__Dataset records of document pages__
= = = = = = =

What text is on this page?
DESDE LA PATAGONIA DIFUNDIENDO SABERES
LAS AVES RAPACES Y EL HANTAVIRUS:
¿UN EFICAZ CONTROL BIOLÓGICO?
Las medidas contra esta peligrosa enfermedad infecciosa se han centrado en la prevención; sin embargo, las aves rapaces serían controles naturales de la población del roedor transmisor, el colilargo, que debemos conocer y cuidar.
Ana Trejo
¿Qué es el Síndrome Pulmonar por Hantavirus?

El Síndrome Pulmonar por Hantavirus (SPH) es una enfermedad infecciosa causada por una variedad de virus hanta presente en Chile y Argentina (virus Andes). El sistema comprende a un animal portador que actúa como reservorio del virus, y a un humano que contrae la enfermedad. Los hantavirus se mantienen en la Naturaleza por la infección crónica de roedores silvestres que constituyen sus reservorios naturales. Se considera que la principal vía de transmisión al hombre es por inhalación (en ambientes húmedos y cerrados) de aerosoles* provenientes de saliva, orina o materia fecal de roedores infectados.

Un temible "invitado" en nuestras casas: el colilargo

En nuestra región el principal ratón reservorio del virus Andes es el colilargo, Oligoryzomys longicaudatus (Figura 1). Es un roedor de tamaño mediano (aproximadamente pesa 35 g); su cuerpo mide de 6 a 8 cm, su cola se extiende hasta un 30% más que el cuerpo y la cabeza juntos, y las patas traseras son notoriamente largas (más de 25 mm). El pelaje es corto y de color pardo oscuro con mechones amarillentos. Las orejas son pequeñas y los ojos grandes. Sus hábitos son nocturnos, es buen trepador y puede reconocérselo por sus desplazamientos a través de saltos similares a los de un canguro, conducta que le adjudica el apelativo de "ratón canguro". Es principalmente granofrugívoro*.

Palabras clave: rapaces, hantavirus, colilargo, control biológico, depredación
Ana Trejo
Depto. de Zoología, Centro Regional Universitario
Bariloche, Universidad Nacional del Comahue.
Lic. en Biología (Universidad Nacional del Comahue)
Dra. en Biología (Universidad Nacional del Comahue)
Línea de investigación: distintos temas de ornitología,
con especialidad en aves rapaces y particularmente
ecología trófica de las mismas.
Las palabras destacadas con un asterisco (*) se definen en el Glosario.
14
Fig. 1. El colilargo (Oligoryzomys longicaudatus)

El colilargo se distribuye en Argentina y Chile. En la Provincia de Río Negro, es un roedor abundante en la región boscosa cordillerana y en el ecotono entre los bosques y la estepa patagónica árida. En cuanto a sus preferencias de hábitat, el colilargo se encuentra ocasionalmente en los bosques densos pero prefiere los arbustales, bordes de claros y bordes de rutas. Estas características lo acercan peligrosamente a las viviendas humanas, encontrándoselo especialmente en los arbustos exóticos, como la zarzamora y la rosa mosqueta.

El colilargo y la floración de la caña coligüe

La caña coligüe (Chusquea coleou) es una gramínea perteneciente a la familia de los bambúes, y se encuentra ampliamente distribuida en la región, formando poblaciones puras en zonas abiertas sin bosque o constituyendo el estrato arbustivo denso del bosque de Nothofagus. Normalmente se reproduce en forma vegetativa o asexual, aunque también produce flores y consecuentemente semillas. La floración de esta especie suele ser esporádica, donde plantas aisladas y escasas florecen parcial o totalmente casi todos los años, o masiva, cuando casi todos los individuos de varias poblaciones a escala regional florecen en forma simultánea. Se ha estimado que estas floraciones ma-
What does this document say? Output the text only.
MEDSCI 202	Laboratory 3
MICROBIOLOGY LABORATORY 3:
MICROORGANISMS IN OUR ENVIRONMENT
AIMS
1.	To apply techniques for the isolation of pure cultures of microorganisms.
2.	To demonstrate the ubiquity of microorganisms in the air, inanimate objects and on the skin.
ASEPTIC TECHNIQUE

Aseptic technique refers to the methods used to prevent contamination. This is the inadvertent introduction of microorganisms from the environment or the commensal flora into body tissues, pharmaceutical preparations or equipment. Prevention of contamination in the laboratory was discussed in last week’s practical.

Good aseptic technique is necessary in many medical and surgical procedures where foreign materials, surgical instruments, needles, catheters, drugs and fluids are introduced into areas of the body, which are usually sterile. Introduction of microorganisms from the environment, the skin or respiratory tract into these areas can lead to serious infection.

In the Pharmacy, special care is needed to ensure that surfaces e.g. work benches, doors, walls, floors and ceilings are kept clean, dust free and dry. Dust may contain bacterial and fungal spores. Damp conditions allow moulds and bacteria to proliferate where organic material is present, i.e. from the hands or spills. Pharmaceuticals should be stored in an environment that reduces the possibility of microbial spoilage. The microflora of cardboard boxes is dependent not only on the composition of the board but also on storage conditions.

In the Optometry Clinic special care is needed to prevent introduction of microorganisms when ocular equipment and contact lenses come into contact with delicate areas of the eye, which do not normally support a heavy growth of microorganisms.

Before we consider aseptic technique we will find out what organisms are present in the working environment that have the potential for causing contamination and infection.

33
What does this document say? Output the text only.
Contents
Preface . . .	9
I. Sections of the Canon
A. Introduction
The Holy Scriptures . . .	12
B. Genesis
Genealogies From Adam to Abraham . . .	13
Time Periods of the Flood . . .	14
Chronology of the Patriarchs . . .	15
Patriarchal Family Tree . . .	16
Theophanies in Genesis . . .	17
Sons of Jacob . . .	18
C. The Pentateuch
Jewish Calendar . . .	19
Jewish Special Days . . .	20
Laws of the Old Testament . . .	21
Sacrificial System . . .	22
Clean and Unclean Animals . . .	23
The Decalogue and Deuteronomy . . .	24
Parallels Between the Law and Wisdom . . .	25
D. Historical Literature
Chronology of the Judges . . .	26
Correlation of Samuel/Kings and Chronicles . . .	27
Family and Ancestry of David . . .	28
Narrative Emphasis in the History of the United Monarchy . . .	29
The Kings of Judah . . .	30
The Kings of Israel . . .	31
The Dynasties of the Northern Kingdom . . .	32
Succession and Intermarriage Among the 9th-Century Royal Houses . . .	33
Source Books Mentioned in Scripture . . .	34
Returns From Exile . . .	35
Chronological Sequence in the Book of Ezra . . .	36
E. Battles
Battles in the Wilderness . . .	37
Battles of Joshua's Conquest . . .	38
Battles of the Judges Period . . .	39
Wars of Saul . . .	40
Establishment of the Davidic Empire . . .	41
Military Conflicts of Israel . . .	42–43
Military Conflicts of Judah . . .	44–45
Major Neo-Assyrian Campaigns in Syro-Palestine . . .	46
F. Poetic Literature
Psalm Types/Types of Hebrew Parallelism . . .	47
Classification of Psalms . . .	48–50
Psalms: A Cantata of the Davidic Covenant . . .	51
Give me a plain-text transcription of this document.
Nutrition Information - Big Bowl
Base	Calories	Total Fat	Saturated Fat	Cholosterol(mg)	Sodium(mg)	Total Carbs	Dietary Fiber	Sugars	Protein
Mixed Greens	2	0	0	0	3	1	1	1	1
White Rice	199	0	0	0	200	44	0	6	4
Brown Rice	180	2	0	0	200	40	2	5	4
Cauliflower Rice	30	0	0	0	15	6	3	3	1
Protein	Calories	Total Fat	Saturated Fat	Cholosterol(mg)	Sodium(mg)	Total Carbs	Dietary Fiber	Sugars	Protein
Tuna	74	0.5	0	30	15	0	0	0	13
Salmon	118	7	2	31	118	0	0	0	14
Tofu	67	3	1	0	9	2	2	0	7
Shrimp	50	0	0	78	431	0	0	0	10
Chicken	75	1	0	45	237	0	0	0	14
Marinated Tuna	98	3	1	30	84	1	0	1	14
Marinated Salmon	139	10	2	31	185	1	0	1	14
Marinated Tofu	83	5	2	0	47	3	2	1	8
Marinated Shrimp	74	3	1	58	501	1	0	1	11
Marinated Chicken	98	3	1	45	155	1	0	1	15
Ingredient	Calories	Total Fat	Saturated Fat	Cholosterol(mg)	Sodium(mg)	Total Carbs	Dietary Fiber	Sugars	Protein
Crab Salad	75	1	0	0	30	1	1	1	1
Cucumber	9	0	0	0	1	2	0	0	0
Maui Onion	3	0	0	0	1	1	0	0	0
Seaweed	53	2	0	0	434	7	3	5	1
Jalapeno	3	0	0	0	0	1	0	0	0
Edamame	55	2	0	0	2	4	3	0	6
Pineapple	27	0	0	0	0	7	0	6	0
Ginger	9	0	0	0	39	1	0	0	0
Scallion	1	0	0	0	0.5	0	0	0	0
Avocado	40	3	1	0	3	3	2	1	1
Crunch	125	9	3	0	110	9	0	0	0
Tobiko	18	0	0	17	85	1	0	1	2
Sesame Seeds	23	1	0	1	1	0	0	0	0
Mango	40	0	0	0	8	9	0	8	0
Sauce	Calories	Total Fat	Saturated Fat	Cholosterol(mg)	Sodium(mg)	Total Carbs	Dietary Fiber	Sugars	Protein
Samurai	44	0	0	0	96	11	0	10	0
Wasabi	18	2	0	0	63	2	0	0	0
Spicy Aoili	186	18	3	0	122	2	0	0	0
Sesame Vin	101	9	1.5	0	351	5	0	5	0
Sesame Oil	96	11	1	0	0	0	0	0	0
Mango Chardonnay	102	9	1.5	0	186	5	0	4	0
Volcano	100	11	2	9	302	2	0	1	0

= = = = = = =

__Exercise objective__
In the records above, locate every line with the string "Nacional" and copy it.

__Response to this task__
Bariloche, Universidad Nacional del Comahue.
Lic. en Biología (Universidad Nacional del Comahue)
Dra. en Biología (Universidad Nacional del Comahue)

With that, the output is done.